■ Material to process ■

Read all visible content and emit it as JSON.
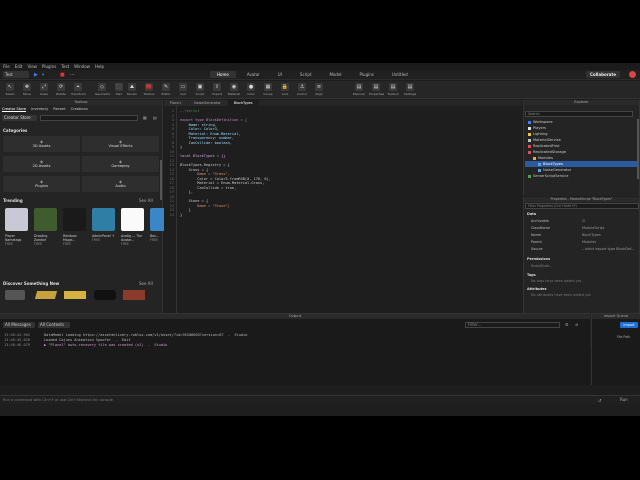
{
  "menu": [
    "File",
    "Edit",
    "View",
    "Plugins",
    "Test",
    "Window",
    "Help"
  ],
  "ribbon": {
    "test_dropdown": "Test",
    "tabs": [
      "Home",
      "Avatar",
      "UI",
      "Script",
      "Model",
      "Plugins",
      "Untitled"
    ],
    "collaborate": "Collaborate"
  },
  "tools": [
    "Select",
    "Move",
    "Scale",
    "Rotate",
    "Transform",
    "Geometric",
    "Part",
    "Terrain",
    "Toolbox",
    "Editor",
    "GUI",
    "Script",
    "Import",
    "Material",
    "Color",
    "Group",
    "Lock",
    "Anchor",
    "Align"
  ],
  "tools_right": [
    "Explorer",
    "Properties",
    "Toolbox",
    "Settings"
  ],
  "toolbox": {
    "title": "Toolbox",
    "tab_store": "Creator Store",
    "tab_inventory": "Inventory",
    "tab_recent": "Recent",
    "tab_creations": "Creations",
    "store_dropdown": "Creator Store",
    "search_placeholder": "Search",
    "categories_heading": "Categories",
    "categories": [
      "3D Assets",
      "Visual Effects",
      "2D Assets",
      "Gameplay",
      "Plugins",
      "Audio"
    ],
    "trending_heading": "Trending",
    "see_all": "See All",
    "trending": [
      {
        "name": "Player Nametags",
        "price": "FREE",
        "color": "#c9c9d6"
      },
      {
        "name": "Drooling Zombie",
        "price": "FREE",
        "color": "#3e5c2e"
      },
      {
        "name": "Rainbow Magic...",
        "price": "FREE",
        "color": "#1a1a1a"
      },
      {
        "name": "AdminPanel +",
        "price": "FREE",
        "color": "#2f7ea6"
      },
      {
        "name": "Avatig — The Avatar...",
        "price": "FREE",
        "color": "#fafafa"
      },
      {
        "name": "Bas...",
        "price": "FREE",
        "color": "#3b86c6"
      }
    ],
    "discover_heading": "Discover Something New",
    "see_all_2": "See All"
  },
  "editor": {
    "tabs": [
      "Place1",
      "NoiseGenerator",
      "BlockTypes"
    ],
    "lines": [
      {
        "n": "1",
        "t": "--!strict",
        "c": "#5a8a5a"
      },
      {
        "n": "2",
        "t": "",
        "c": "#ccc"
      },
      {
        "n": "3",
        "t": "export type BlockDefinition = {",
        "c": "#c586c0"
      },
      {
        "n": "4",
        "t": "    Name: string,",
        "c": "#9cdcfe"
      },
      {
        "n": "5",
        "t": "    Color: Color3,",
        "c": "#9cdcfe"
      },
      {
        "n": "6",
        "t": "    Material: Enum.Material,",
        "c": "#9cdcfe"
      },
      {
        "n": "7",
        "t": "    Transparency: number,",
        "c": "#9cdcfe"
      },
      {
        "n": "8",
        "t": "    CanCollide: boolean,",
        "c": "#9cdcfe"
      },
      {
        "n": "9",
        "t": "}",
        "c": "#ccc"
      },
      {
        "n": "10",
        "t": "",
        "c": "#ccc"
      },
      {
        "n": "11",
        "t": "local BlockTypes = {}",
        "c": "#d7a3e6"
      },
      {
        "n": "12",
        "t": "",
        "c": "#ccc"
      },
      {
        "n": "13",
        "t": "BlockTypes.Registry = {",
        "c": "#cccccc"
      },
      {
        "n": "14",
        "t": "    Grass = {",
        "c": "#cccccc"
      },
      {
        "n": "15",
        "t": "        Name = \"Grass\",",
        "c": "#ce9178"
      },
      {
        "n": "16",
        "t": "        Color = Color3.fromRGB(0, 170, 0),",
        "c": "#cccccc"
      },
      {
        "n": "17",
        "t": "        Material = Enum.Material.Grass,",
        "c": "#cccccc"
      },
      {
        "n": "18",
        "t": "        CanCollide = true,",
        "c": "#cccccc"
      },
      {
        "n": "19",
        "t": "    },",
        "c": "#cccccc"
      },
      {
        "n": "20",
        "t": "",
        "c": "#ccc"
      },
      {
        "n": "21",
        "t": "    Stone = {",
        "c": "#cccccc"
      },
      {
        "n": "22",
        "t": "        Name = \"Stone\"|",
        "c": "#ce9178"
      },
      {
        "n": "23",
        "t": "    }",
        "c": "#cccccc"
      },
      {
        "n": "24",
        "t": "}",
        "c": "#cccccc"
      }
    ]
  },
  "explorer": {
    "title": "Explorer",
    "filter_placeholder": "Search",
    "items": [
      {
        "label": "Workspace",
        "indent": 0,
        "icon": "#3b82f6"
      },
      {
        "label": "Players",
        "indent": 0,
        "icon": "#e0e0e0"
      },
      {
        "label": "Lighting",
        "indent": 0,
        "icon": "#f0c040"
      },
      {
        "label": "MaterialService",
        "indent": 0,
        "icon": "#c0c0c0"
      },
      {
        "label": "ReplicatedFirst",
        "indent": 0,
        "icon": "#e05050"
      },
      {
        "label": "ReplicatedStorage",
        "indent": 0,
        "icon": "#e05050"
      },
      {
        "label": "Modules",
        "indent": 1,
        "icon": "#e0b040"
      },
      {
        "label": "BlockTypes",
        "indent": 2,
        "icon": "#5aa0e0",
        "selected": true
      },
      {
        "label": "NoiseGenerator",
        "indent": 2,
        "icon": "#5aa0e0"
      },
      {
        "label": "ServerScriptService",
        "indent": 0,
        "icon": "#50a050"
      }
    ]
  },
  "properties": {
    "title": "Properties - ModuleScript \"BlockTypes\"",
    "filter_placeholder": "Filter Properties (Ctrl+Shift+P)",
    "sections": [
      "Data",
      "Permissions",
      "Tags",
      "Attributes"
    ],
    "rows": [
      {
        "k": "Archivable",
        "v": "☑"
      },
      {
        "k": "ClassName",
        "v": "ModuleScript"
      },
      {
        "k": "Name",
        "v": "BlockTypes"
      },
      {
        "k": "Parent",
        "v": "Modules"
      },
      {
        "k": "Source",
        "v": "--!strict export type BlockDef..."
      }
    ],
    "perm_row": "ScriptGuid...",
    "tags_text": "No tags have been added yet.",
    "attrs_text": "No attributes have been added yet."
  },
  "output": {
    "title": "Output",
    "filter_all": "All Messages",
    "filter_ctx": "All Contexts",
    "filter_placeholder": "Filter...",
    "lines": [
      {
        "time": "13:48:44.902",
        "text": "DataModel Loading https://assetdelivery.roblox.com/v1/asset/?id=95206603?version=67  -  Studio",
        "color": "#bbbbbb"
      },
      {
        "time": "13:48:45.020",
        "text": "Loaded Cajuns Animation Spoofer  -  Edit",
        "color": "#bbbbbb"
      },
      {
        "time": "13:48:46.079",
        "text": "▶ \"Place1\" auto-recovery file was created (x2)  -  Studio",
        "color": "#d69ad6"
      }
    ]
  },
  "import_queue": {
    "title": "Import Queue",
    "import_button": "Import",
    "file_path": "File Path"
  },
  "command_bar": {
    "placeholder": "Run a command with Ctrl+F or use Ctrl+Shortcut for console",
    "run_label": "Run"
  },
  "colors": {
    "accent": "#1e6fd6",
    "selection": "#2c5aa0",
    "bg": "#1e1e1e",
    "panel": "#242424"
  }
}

■ What you need to do ■
Copy the records word for word, leaving no picture in the copy.

■ Reply to the task ■
Read all visible content and emit it as JSON.
{
  "menu": [
    "File",
    "Edit",
    "View",
    "Plugins",
    "Test",
    "Window",
    "Help"
  ],
  "ribbon": {
    "test_dropdown": "Test",
    "tabs": [
      "Home",
      "Avatar",
      "UI",
      "Script",
      "Model",
      "Plugins",
      "Untitled"
    ],
    "collaborate": "Collaborate"
  },
  "tools": [
    "Select",
    "Move",
    "Scale",
    "Rotate",
    "Transform",
    "Geometric",
    "Part",
    "Terrain",
    "Toolbox",
    "Editor",
    "GUI",
    "Script",
    "Import",
    "Material",
    "Color",
    "Group",
    "Lock",
    "Anchor",
    "Align"
  ],
  "tools_right": [
    "Explorer",
    "Properties",
    "Toolbox",
    "Settings"
  ],
  "toolbox": {
    "title": "Toolbox",
    "tab_store": "Creator Store",
    "tab_inventory": "Inventory",
    "tab_recent": "Recent",
    "tab_creations": "Creations",
    "store_dropdown": "Creator Store",
    "search_placeholder": "Search",
    "categories_heading": "Categories",
    "categories": [
      "3D Assets",
      "Visual Effects",
      "2D Assets",
      "Gameplay",
      "Plugins",
      "Audio"
    ],
    "trending_heading": "Trending",
    "see_all": "See All",
    "trending": [
      {
        "name": "Player Nametags",
        "price": "FREE",
        "color": "#c9c9d6"
      },
      {
        "name": "Drooling Zombie",
        "price": "FREE",
        "color": "#3e5c2e"
      },
      {
        "name": "Rainbow Magic...",
        "price": "FREE",
        "color": "#1a1a1a"
      },
      {
        "name": "AdminPanel +",
        "price": "FREE",
        "color": "#2f7ea6"
      },
      {
        "name": "Avatig — The Avatar...",
        "price": "FREE",
        "color": "#fafafa"
      },
      {
        "name": "Bas...",
        "price": "FREE",
        "color": "#3b86c6"
      }
    ],
    "discover_heading": "Discover Something New",
    "see_all_2": "See All"
  },
  "editor": {
    "tabs": [
      "Place1",
      "NoiseGenerator",
      "BlockTypes"
    ],
    "lines": [
      {
        "n": "1",
        "t": "--!strict",
        "c": "#5a8a5a"
      },
      {
        "n": "2",
        "t": "",
        "c": "#ccc"
      },
      {
        "n": "3",
        "t": "export type BlockDefinition = {",
        "c": "#c586c0"
      },
      {
        "n": "4",
        "t": "    Name: string,",
        "c": "#9cdcfe"
      },
      {
        "n": "5",
        "t": "    Color: Color3,",
        "c": "#9cdcfe"
      },
      {
        "n": "6",
        "t": "    Material: Enum.Material,",
        "c": "#9cdcfe"
      },
      {
        "n": "7",
        "t": "    Transparency: number,",
        "c": "#9cdcfe"
      },
      {
        "n": "8",
        "t": "    CanCollide: boolean,",
        "c": "#9cdcfe"
      },
      {
        "n": "9",
        "t": "}",
        "c": "#ccc"
      },
      {
        "n": "10",
        "t": "",
        "c": "#ccc"
      },
      {
        "n": "11",
        "t": "local BlockTypes = {}",
        "c": "#d7a3e6"
      },
      {
        "n": "12",
        "t": "",
        "c": "#ccc"
      },
      {
        "n": "13",
        "t": "BlockTypes.Registry = {",
        "c": "#cccccc"
      },
      {
        "n": "14",
        "t": "    Grass = {",
        "c": "#cccccc"
      },
      {
        "n": "15",
        "t": "        Name = \"Grass\",",
        "c": "#ce9178"
      },
      {
        "n": "16",
        "t": "        Color = Color3.fromRGB(0, 170, 0),",
        "c": "#cccccc"
      },
      {
        "n": "17",
        "t": "        Material = Enum.Material.Grass,",
        "c": "#cccccc"
      },
      {
        "n": "18",
        "t": "        CanCollide = true,",
        "c": "#cccccc"
      },
      {
        "n": "19",
        "t": "    },",
        "c": "#cccccc"
      },
      {
        "n": "20",
        "t": "",
        "c": "#ccc"
      },
      {
        "n": "21",
        "t": "    Stone = {",
        "c": "#cccccc"
      },
      {
        "n": "22",
        "t": "        Name = \"Stone\"|",
        "c": "#ce9178"
      },
      {
        "n": "23",
        "t": "    }",
        "c": "#cccccc"
      },
      {
        "n": "24",
        "t": "}",
        "c": "#cccccc"
      }
    ]
  },
  "explorer": {
    "title": "Explorer",
    "filter_placeholder": "Search",
    "items": [
      {
        "label": "Workspace",
        "indent": 0,
        "icon": "#3b82f6"
      },
      {
        "label": "Players",
        "indent": 0,
        "icon": "#e0e0e0"
      },
      {
        "label": "Lighting",
        "indent": 0,
        "icon": "#f0c040"
      },
      {
        "label": "MaterialService",
        "indent": 0,
        "icon": "#c0c0c0"
      },
      {
        "label": "ReplicatedFirst",
        "indent": 0,
        "icon": "#e05050"
      },
      {
        "label": "ReplicatedStorage",
        "indent": 0,
        "icon": "#e05050"
      },
      {
        "label": "Modules",
        "indent": 1,
        "icon": "#e0b040"
      },
      {
        "label": "BlockTypes",
        "indent": 2,
        "icon": "#5aa0e0",
        "selected": true
      },
      {
        "label": "NoiseGenerator",
        "indent": 2,
        "icon": "#5aa0e0"
      },
      {
        "label": "ServerScriptService",
        "indent": 0,
        "icon": "#50a050"
      }
    ]
  },
  "properties": {
    "title": "Properties - ModuleScript \"BlockTypes\"",
    "filter_placeholder": "Filter Properties (Ctrl+Shift+P)",
    "sections": [
      "Data",
      "Permissions",
      "Tags",
      "Attributes"
    ],
    "rows": [
      {
        "k": "Archivable",
        "v": "☑"
      },
      {
        "k": "ClassName",
        "v": "ModuleScript"
      },
      {
        "k": "Name",
        "v": "BlockTypes"
      },
      {
        "k": "Parent",
        "v": "Modules"
      },
      {
        "k": "Source",
        "v": "--!strict export type BlockDef..."
      }
    ],
    "perm_row": "ScriptGuid...",
    "tags_text": "No tags have been added yet.",
    "attrs_text": "No attributes have been added yet."
  },
  "output": {
    "title": "Output",
    "filter_all": "All Messages",
    "filter_ctx": "All Contexts",
    "filter_placeholder": "Filter...",
    "lines": [
      {
        "time": "13:48:44.902",
        "text": "DataModel Loading https://assetdelivery.roblox.com/v1/asset/?id=95206603?version=67  -  Studio",
        "color": "#bbbbbb"
      },
      {
        "time": "13:48:45.020",
        "text": "Loaded Cajuns Animation Spoofer  -  Edit",
        "color": "#bbbbbb"
      },
      {
        "time": "13:48:46.079",
        "text": "▶ \"Place1\" auto-recovery file was created (x2)  -  Studio",
        "color": "#d69ad6"
      }
    ]
  },
  "import_queue": {
    "title": "Import Queue",
    "import_button": "Import",
    "file_path": "File Path"
  },
  "command_bar": {
    "placeholder": "Run a command with Ctrl+F or use Ctrl+Shortcut for console",
    "run_label": "Run"
  },
  "colors": {
    "accent": "#1e6fd6",
    "selection": "#2c5aa0",
    "bg": "#1e1e1e",
    "panel": "#242424"
  }
}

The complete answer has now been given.